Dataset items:

▬▬▬

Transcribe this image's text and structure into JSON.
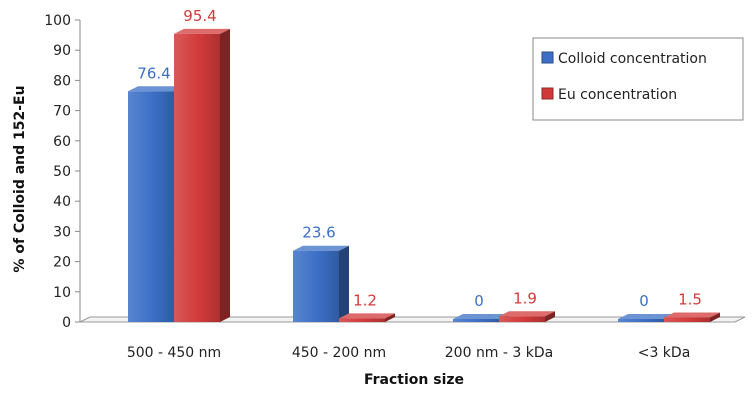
{
  "chart_data": {
    "type": "bar",
    "categories": [
      "500 - 450 nm",
      "450 - 200 nm",
      "200 nm - 3 kDa",
      "<3 kDa"
    ],
    "series": [
      {
        "name": "Colloid concentration",
        "values": [
          76.4,
          23.6,
          0,
          0
        ],
        "labels": [
          "76.4",
          "23.6",
          "0",
          "0"
        ],
        "color": "#3b6fc6"
      },
      {
        "name": "Eu concentration",
        "values": [
          95.4,
          1.2,
          1.9,
          1.5
        ],
        "labels": [
          "95.4",
          "1.2",
          "1.9",
          "1.5"
        ],
        "color": "#d23a3a"
      }
    ],
    "xlabel": "Fraction size",
    "ylabel": "% of Colloid and 152-Eu",
    "ylim": [
      0,
      100
    ],
    "yticks": [
      "0",
      "10",
      "20",
      "30",
      "40",
      "50",
      "60",
      "70",
      "80",
      "90",
      "100"
    ],
    "grid": false,
    "legend_position": "top-right",
    "style": "3d-bar"
  }
}
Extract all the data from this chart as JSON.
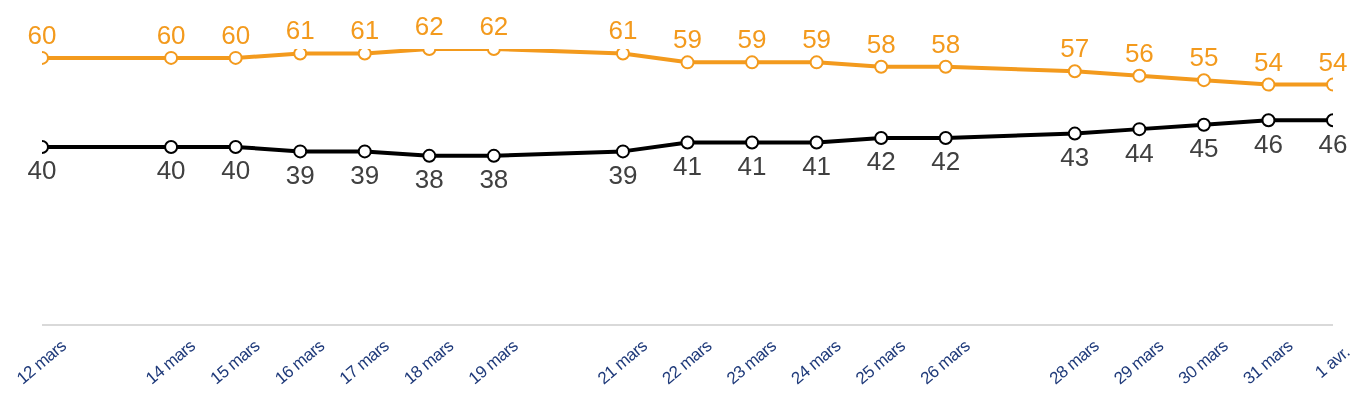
{
  "chart_data": {
    "type": "line",
    "x": [
      "--03-12",
      "--03-14",
      "--03-15",
      "--03-16",
      "--03-17",
      "--03-18",
      "--03-19",
      "--03-21",
      "--03-22",
      "--03-23",
      "--03-24",
      "--03-25",
      "--03-26",
      "--03-28",
      "--03-29",
      "--03-30",
      "--03-31",
      "--04-01"
    ],
    "series": [
      {
        "color": "#f39a1d",
        "values": [
          60,
          60,
          60,
          61,
          61,
          62,
          62,
          61,
          59,
          59,
          59,
          58,
          58,
          57,
          56,
          55,
          54,
          54
        ]
      },
      {
        "color": "#000000",
        "values": [
          40,
          40,
          40,
          39,
          39,
          38,
          38,
          39,
          41,
          41,
          41,
          42,
          42,
          43,
          44,
          45,
          46,
          46
        ]
      }
    ],
    "xlim": [
      "--03-12",
      "--04-01"
    ],
    "xticks": [
      {
        "value": "--03-12",
        "label": "12 mars"
      },
      {
        "value": "--03-14",
        "label": "14 mars"
      },
      {
        "value": "--03-15",
        "label": "15 mars"
      },
      {
        "value": "--03-16",
        "label": "16 mars"
      },
      {
        "value": "--03-17",
        "label": "17 mars"
      },
      {
        "value": "--03-18",
        "label": "18 mars"
      },
      {
        "value": "--03-19",
        "label": "19 mars"
      },
      {
        "value": "--03-21",
        "label": "21 mars"
      },
      {
        "value": "--03-22",
        "label": "22 mars"
      },
      {
        "value": "--03-23",
        "label": "23 mars"
      },
      {
        "value": "--03-24",
        "label": "24 mars"
      },
      {
        "value": "--03-25",
        "label": "25 mars"
      },
      {
        "value": "--03-26",
        "label": "26 mars"
      },
      {
        "value": "--03-28",
        "label": "28 mars"
      },
      {
        "value": "--03-29",
        "label": "29 mars"
      },
      {
        "value": "--03-30",
        "label": "30 mars"
      },
      {
        "value": "--03-31",
        "label": "31 mars"
      },
      {
        "value": "--04-01",
        "label": "1 avr."
      }
    ],
    "tick_labels": "x",
    "data_labels": true,
    "marker": "circle",
    "line_style": "solid",
    "grid": false,
    "legend": false
  }
}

▬▬▬

TASK DESCRIPTION:
In your copy, leave out the pictures and reproduce the material above exactly.

SOLUTION TO THIS EXERCISE:
Transcribe this image's text and structure into JSON.
{
  "chart_data": {
    "type": "bar",
    "categories": [
      "500 - 450 nm",
      "450 - 200 nm",
      "200 nm - 3 kDa",
      "<3 kDa"
    ],
    "series": [
      {
        "name": "Colloid concentration",
        "values": [
          76.4,
          23.6,
          0,
          0
        ],
        "labels": [
          "76.4",
          "23.6",
          "0",
          "0"
        ],
        "color": "#3b6fc6"
      },
      {
        "name": "Eu concentration",
        "values": [
          95.4,
          1.2,
          1.9,
          1.5
        ],
        "labels": [
          "95.4",
          "1.2",
          "1.9",
          "1.5"
        ],
        "color": "#d23a3a"
      }
    ],
    "xlabel": "Fraction size",
    "ylabel": "% of Colloid and 152-Eu",
    "ylim": [
      0,
      100
    ],
    "yticks": [
      "0",
      "10",
      "20",
      "30",
      "40",
      "50",
      "60",
      "70",
      "80",
      "90",
      "100"
    ],
    "grid": false,
    "legend_position": "top-right",
    "style": "3d-bar"
  }
}
Extract all the data from this chart as JSON.
{
  "chart_data": {
    "type": "line",
    "x": [
      "--03-12",
      "--03-14",
      "--03-15",
      "--03-16",
      "--03-17",
      "--03-18",
      "--03-19",
      "--03-21",
      "--03-22",
      "--03-23",
      "--03-24",
      "--03-25",
      "--03-26",
      "--03-28",
      "--03-29",
      "--03-30",
      "--03-31",
      "--04-01"
    ],
    "series": [
      {
        "color": "#f39a1d",
        "values": [
          60,
          60,
          60,
          61,
          61,
          62,
          62,
          61,
          59,
          59,
          59,
          58,
          58,
          57,
          56,
          55,
          54,
          54
        ]
      },
      {
        "color": "#000000",
        "values": [
          40,
          40,
          40,
          39,
          39,
          38,
          38,
          39,
          41,
          41,
          41,
          42,
          42,
          43,
          44,
          45,
          46,
          46
        ]
      }
    ],
    "xlim": [
      "--03-12",
      "--04-01"
    ],
    "xticks": [
      {
        "value": "--03-12",
        "label": "12 mars"
      },
      {
        "value": "--03-14",
        "label": "14 mars"
      },
      {
        "value": "--03-15",
        "label": "15 mars"
      },
      {
        "value": "--03-16",
        "label": "16 mars"
      },
      {
        "value": "--03-17",
        "label": "17 mars"
      },
      {
        "value": "--03-18",
        "label": "18 mars"
      },
      {
        "value": "--03-19",
        "label": "19 mars"
      },
      {
        "value": "--03-21",
        "label": "21 mars"
      },
      {
        "value": "--03-22",
        "label": "22 mars"
      },
      {
        "value": "--03-23",
        "label": "23 mars"
      },
      {
        "value": "--03-24",
        "label": "24 mars"
      },
      {
        "value": "--03-25",
        "label": "25 mars"
      },
      {
        "value": "--03-26",
        "label": "26 mars"
      },
      {
        "value": "--03-28",
        "label": "28 mars"
      },
      {
        "value": "--03-29",
        "label": "29 mars"
      },
      {
        "value": "--03-30",
        "label": "30 mars"
      },
      {
        "value": "--03-31",
        "label": "31 mars"
      },
      {
        "value": "--04-01",
        "label": "1 avr."
      }
    ],
    "tick_labels": "x",
    "data_labels": true,
    "marker": "circle",
    "line_style": "solid",
    "grid": false,
    "legend": false
  }
}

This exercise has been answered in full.